Problem to solve ::
Rewrite the rows below, changing every "data-point" to "plot-point" and leaving everything else as it is.

Given information ::
>>
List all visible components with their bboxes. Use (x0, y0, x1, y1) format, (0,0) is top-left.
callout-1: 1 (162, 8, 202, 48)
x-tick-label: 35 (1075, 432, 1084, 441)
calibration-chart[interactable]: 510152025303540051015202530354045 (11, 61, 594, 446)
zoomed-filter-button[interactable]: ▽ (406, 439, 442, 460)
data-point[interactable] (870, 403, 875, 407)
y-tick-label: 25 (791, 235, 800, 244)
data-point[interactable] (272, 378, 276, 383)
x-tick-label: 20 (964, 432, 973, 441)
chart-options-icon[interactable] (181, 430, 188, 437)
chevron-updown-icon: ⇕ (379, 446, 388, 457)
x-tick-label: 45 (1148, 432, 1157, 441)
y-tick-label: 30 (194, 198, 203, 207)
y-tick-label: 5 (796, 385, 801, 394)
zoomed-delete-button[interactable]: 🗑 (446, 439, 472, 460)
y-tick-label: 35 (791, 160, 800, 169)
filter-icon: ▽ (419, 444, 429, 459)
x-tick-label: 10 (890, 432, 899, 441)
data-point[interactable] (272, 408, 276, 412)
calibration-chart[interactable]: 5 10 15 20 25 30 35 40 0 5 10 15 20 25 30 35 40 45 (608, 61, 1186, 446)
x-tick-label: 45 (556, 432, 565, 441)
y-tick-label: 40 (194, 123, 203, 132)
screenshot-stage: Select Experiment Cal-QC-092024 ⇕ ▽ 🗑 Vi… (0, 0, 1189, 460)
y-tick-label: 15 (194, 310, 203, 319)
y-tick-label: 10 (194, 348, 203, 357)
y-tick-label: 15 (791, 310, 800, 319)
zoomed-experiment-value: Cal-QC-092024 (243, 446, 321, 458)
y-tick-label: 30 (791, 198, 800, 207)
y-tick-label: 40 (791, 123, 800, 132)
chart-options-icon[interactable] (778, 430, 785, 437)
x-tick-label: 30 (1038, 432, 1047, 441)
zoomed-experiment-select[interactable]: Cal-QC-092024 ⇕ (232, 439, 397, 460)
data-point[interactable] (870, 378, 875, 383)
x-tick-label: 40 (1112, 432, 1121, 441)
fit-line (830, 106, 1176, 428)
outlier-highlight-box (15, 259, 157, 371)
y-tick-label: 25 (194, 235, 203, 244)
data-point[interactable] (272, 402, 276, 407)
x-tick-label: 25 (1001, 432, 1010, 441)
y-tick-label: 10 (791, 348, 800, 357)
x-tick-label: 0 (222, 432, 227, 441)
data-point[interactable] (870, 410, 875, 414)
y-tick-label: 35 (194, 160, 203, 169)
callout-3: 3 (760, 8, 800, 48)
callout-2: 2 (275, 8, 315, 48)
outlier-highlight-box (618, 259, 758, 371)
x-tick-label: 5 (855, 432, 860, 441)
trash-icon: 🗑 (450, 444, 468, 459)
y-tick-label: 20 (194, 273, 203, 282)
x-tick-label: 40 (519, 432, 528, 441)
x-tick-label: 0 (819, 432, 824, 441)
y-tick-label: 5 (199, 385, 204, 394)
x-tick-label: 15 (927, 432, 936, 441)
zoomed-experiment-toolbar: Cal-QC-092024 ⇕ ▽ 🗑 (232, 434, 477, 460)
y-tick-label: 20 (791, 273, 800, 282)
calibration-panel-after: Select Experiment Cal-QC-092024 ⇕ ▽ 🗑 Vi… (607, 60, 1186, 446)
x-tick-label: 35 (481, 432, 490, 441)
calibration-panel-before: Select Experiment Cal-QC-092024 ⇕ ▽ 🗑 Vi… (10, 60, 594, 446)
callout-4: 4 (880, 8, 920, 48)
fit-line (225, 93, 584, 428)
<<
Solution to this task ::
List all visible components with their bboxes. Use (x0, y0, x1, y1) format, (0,0) is top-left.
callout-1: 1 (162, 8, 202, 48)
x-tick-label: 35 (1075, 432, 1084, 441)
calibration-chart[interactable]: 510152025303540051015202530354045 (11, 61, 594, 446)
zoomed-filter-button[interactable]: ▽ (406, 439, 442, 460)
plot-point[interactable] (870, 403, 875, 407)
y-tick-label: 25 (791, 235, 800, 244)
plot-point[interactable] (272, 378, 276, 383)
x-tick-label: 20 (964, 432, 973, 441)
chart-options-icon[interactable] (181, 430, 188, 437)
chevron-updown-icon: ⇕ (379, 446, 388, 457)
x-tick-label: 45 (1148, 432, 1157, 441)
y-tick-label: 30 (194, 198, 203, 207)
y-tick-label: 5 (796, 385, 801, 394)
zoomed-delete-button[interactable]: 🗑 (446, 439, 472, 460)
y-tick-label: 35 (791, 160, 800, 169)
filter-icon: ▽ (419, 444, 429, 459)
x-tick-label: 10 (890, 432, 899, 441)
plot-point[interactable] (272, 408, 276, 412)
calibration-chart[interactable]: 5 10 15 20 25 30 35 40 0 5 10 15 20 25 30 35 40 45 (608, 61, 1186, 446)
x-tick-label: 45 (556, 432, 565, 441)
y-tick-label: 40 (194, 123, 203, 132)
screenshot-stage: Select Experiment Cal-QC-092024 ⇕ ▽ 🗑 Vi… (0, 0, 1189, 460)
y-tick-label: 15 (194, 310, 203, 319)
y-tick-label: 10 (194, 348, 203, 357)
y-tick-label: 15 (791, 310, 800, 319)
zoomed-experiment-value: Cal-QC-092024 (243, 446, 321, 458)
y-tick-label: 30 (791, 198, 800, 207)
y-tick-label: 40 (791, 123, 800, 132)
chart-options-icon[interactable] (778, 430, 785, 437)
x-tick-label: 30 (1038, 432, 1047, 441)
zoomed-experiment-select[interactable]: Cal-QC-092024 ⇕ (232, 439, 397, 460)
plot-point[interactable] (870, 378, 875, 383)
x-tick-label: 40 (1112, 432, 1121, 441)
fit-line (830, 106, 1176, 428)
outlier-highlight-box (15, 259, 157, 371)
y-tick-label: 25 (194, 235, 203, 244)
plot-point[interactable] (272, 402, 276, 407)
x-tick-label: 25 (1001, 432, 1010, 441)
y-tick-label: 10 (791, 348, 800, 357)
x-tick-label: 0 (222, 432, 227, 441)
plot-point[interactable] (870, 410, 875, 414)
y-tick-label: 35 (194, 160, 203, 169)
callout-3: 3 (760, 8, 800, 48)
callout-2: 2 (275, 8, 315, 48)
outlier-highlight-box (618, 259, 758, 371)
x-tick-label: 5 (855, 432, 860, 441)
trash-icon: 🗑 (450, 444, 468, 459)
y-tick-label: 20 (194, 273, 203, 282)
x-tick-label: 40 (519, 432, 528, 441)
x-tick-label: 0 (819, 432, 824, 441)
y-tick-label: 5 (199, 385, 204, 394)
x-tick-label: 15 (927, 432, 936, 441)
zoomed-experiment-toolbar: Cal-QC-092024 ⇕ ▽ 🗑 (232, 434, 477, 460)
y-tick-label: 20 (791, 273, 800, 282)
calibration-panel-after: Select Experiment Cal-QC-092024 ⇕ ▽ 🗑 Vi… (607, 60, 1186, 446)
x-tick-label: 35 (481, 432, 490, 441)
calibration-panel-before: Select Experiment Cal-QC-092024 ⇕ ▽ 🗑 Vi… (10, 60, 594, 446)
callout-4: 4 (880, 8, 920, 48)
fit-line (225, 93, 584, 428)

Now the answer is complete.